═══ WORKING DATA
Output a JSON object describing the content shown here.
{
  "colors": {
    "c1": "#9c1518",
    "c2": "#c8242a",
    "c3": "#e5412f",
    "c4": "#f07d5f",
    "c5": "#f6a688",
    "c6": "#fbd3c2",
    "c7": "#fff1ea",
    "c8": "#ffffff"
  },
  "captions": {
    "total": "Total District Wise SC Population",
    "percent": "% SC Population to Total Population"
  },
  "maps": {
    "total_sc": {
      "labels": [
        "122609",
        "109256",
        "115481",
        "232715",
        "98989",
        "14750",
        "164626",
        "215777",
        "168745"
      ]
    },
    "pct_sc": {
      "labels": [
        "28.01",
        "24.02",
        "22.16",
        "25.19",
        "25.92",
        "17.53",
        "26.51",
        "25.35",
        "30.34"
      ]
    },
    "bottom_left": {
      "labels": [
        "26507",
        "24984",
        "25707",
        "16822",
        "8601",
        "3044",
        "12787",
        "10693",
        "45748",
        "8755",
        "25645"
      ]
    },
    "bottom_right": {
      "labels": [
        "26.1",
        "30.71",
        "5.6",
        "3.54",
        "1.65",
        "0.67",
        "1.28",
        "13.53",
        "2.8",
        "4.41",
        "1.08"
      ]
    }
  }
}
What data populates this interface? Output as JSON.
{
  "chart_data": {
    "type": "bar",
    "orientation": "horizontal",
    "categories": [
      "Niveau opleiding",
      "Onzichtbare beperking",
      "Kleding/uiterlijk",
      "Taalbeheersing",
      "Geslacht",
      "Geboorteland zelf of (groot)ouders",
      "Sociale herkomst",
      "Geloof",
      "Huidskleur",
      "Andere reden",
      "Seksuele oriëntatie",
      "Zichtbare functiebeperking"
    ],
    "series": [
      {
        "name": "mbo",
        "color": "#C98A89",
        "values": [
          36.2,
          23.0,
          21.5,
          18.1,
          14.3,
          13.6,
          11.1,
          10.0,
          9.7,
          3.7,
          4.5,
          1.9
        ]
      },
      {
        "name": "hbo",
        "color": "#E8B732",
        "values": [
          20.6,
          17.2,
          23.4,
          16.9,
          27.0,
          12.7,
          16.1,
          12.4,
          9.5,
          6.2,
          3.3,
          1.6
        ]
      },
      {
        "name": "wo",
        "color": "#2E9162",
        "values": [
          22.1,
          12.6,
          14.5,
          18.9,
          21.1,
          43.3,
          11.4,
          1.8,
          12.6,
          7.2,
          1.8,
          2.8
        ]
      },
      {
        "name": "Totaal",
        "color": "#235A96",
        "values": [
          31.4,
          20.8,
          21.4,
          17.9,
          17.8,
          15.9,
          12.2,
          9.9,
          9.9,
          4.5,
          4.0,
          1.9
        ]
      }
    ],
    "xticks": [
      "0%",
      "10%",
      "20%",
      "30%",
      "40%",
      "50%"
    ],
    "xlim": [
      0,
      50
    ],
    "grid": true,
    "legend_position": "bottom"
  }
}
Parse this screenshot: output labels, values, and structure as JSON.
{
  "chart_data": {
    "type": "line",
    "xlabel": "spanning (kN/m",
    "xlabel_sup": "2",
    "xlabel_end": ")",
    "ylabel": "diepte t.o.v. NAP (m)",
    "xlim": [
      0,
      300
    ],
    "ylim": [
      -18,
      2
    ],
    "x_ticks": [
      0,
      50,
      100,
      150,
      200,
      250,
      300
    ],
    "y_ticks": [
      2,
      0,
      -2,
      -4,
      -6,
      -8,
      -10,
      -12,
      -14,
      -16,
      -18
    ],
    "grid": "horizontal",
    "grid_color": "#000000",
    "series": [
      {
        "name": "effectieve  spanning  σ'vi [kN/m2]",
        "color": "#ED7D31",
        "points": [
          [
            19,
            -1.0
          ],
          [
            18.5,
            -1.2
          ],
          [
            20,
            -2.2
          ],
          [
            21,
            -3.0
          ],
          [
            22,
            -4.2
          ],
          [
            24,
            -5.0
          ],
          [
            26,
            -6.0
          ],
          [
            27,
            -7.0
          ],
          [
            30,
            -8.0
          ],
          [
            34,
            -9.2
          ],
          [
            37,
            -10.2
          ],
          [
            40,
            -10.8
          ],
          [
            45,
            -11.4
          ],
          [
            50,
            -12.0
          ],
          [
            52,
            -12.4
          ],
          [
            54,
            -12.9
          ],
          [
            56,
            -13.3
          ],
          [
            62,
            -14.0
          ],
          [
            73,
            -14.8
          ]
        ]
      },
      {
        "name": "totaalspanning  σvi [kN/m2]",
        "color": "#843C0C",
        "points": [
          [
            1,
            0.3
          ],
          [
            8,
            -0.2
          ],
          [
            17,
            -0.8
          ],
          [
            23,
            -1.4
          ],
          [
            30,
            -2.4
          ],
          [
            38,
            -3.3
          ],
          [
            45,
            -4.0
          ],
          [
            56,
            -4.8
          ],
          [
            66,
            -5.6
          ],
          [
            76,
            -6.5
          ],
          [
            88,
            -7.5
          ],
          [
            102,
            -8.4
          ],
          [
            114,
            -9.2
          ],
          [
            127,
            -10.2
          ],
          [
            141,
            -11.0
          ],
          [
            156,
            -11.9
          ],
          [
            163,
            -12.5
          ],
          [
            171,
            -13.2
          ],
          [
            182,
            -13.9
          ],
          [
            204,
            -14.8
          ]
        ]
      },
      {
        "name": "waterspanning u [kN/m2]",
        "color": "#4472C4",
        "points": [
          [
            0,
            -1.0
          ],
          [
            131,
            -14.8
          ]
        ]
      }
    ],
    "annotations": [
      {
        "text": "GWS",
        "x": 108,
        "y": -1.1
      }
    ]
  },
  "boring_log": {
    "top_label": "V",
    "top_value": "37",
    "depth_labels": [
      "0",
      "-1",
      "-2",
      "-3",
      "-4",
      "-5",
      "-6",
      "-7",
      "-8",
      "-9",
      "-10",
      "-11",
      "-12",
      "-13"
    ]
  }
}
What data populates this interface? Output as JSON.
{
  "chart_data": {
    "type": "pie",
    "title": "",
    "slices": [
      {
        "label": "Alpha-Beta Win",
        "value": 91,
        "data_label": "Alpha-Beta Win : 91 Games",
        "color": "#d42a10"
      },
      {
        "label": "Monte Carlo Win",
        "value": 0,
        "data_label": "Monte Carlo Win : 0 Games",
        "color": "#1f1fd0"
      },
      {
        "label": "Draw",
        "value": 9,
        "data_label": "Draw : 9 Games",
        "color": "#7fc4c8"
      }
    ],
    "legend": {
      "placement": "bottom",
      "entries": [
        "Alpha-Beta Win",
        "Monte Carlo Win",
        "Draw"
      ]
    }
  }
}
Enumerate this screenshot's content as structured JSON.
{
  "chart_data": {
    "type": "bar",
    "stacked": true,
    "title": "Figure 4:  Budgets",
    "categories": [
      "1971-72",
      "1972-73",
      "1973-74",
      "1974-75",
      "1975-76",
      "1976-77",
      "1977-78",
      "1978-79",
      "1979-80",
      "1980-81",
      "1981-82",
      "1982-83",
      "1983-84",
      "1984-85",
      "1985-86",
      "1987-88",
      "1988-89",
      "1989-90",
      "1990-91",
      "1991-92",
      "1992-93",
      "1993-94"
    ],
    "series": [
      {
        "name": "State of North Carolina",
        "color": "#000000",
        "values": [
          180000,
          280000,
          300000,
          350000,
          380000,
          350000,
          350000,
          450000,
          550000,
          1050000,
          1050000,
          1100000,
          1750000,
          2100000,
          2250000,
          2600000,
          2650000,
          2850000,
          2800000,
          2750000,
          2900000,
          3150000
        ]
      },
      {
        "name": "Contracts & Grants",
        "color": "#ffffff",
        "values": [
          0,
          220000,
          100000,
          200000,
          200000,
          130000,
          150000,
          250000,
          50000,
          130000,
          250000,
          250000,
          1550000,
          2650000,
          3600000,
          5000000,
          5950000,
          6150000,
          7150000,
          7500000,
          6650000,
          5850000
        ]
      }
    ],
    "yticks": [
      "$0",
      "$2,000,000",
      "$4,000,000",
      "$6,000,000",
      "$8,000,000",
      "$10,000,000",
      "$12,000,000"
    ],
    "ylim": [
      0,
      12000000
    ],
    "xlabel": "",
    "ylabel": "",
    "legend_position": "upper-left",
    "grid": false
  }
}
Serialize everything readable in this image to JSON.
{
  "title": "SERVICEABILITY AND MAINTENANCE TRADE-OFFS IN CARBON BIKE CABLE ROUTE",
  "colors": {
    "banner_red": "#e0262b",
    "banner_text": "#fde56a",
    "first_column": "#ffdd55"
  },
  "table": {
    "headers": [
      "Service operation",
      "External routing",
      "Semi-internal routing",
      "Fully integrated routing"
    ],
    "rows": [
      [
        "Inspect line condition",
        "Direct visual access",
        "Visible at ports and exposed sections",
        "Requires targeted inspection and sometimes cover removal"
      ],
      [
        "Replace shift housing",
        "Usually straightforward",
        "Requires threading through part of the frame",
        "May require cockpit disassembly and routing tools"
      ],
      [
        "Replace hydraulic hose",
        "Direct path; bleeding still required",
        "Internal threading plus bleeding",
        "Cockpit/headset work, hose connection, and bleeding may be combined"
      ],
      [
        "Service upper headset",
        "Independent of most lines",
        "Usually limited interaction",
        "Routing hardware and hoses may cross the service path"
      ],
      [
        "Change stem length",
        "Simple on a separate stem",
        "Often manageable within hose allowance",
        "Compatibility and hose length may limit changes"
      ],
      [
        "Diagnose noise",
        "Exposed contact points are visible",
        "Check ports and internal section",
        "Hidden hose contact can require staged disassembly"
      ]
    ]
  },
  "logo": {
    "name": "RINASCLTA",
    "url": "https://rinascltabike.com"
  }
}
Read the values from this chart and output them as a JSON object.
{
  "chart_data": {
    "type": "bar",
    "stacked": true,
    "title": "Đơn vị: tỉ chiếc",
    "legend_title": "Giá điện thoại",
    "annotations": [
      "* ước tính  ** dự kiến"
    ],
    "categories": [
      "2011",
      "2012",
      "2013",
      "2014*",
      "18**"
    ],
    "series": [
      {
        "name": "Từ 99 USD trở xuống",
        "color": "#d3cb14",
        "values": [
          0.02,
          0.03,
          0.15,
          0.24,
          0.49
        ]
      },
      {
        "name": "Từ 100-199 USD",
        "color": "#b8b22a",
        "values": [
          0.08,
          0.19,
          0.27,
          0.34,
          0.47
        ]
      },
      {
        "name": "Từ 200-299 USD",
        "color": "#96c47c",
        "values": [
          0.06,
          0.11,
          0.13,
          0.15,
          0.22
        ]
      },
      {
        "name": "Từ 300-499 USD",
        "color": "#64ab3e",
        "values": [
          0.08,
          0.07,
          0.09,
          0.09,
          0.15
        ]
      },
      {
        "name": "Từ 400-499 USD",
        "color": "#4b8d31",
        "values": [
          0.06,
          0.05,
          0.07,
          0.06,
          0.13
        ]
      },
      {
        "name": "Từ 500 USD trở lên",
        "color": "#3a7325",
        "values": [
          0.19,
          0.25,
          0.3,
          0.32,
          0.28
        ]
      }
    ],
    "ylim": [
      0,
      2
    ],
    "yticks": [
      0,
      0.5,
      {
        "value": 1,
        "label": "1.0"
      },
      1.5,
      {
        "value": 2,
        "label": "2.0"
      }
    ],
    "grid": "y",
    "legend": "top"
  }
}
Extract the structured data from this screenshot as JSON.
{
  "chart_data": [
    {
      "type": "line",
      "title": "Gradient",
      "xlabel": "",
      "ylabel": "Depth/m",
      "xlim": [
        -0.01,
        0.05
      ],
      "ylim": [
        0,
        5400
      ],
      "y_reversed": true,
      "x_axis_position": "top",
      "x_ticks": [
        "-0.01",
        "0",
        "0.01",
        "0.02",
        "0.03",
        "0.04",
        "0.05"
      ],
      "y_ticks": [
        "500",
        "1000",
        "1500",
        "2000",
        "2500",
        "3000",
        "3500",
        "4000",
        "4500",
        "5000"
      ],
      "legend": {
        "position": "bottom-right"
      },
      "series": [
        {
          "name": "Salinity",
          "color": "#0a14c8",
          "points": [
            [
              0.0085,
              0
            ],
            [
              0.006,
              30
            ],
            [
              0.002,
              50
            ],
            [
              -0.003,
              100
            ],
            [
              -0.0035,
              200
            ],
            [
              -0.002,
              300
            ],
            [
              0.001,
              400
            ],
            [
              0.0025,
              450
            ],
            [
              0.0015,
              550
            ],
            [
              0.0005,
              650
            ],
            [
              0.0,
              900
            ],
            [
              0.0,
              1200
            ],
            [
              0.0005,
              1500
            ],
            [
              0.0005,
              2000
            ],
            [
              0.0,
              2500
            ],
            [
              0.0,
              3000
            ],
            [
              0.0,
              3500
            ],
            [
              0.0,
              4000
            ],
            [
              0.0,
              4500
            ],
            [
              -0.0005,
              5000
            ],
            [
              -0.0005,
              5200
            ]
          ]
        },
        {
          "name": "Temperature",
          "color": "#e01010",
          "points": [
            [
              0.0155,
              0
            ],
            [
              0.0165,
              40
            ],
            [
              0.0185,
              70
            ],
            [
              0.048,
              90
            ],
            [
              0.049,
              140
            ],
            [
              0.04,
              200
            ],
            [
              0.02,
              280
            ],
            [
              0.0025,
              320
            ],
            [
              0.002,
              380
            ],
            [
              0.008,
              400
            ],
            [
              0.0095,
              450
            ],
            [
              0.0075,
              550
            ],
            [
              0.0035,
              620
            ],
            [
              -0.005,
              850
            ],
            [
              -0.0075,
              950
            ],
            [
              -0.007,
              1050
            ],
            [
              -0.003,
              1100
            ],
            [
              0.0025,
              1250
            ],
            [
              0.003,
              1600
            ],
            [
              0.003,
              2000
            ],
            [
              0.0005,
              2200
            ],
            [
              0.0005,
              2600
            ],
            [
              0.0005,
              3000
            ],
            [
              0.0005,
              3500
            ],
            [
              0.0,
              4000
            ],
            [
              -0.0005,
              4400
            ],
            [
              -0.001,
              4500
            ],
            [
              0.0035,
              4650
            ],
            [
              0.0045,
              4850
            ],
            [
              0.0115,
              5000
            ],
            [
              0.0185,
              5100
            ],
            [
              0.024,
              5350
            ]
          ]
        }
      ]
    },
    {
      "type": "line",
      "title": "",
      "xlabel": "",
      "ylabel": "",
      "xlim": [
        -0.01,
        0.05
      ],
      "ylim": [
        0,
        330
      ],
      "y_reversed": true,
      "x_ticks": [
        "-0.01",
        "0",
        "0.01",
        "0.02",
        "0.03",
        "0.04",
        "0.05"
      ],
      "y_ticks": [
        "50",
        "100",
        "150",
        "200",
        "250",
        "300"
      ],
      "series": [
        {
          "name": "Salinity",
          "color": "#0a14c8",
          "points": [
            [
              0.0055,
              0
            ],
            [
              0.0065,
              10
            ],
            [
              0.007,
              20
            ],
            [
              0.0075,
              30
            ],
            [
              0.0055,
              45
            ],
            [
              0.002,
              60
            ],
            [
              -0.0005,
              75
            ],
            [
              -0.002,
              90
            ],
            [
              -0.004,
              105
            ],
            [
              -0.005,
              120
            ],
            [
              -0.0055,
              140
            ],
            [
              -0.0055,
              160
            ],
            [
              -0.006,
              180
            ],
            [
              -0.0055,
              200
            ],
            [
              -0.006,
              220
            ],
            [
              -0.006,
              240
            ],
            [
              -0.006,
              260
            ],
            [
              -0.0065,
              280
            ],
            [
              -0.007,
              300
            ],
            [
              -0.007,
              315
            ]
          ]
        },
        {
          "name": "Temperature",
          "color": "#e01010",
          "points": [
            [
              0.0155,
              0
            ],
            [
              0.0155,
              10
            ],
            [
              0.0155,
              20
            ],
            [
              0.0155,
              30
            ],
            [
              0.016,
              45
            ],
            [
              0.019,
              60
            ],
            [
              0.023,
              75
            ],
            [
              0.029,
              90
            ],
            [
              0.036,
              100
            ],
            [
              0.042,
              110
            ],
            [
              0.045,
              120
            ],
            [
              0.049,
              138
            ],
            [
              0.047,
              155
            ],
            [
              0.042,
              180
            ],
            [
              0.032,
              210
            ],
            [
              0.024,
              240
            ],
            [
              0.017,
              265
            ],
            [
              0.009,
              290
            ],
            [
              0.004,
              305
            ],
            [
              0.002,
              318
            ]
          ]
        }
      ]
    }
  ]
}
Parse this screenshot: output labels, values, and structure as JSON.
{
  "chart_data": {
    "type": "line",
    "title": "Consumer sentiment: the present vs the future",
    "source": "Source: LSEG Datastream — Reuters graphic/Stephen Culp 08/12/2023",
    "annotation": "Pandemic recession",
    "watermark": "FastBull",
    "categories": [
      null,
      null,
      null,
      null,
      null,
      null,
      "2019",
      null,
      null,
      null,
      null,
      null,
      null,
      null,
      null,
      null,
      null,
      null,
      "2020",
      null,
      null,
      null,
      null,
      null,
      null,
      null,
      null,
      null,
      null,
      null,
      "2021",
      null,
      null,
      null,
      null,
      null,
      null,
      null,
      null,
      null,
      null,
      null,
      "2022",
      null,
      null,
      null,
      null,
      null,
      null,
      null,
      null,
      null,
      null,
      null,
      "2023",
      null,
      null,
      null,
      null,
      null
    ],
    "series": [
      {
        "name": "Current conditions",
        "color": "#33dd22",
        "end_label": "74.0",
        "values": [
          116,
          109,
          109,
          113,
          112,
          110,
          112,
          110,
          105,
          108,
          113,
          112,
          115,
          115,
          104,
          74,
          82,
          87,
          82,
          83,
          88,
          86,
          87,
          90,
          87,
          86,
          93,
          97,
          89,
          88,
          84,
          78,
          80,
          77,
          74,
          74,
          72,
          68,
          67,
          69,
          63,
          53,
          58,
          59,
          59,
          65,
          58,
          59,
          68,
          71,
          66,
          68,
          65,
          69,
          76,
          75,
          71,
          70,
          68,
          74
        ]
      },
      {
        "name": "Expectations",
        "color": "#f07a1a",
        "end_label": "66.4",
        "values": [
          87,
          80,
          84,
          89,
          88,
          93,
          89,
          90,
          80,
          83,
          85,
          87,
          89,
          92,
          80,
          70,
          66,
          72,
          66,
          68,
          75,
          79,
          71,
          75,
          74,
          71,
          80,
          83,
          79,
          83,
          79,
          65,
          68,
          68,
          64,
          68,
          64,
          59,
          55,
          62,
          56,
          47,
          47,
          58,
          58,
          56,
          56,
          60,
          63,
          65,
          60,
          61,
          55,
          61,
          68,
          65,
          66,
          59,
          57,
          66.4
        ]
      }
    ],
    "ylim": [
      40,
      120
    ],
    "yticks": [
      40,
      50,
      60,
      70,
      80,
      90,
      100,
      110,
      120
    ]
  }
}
══════
AIM: In the records above, locate every line with the string "JSON" and copy it.

CORRECT RESULT:
Output a JSON object describing the content shown here.
What data populates this interface? Output as JSON.
Parse this screenshot: output labels, values, and structure as JSON.
What data populates this interface? Output as JSON.
Enumerate this screenshot's content as structured JSON.
Serialize everything readable in this image to JSON.
Read the values from this chart and output them as a JSON object.
Extract the structured data from this screenshot as JSON.
Parse this screenshot: output labels, values, and structure as JSON.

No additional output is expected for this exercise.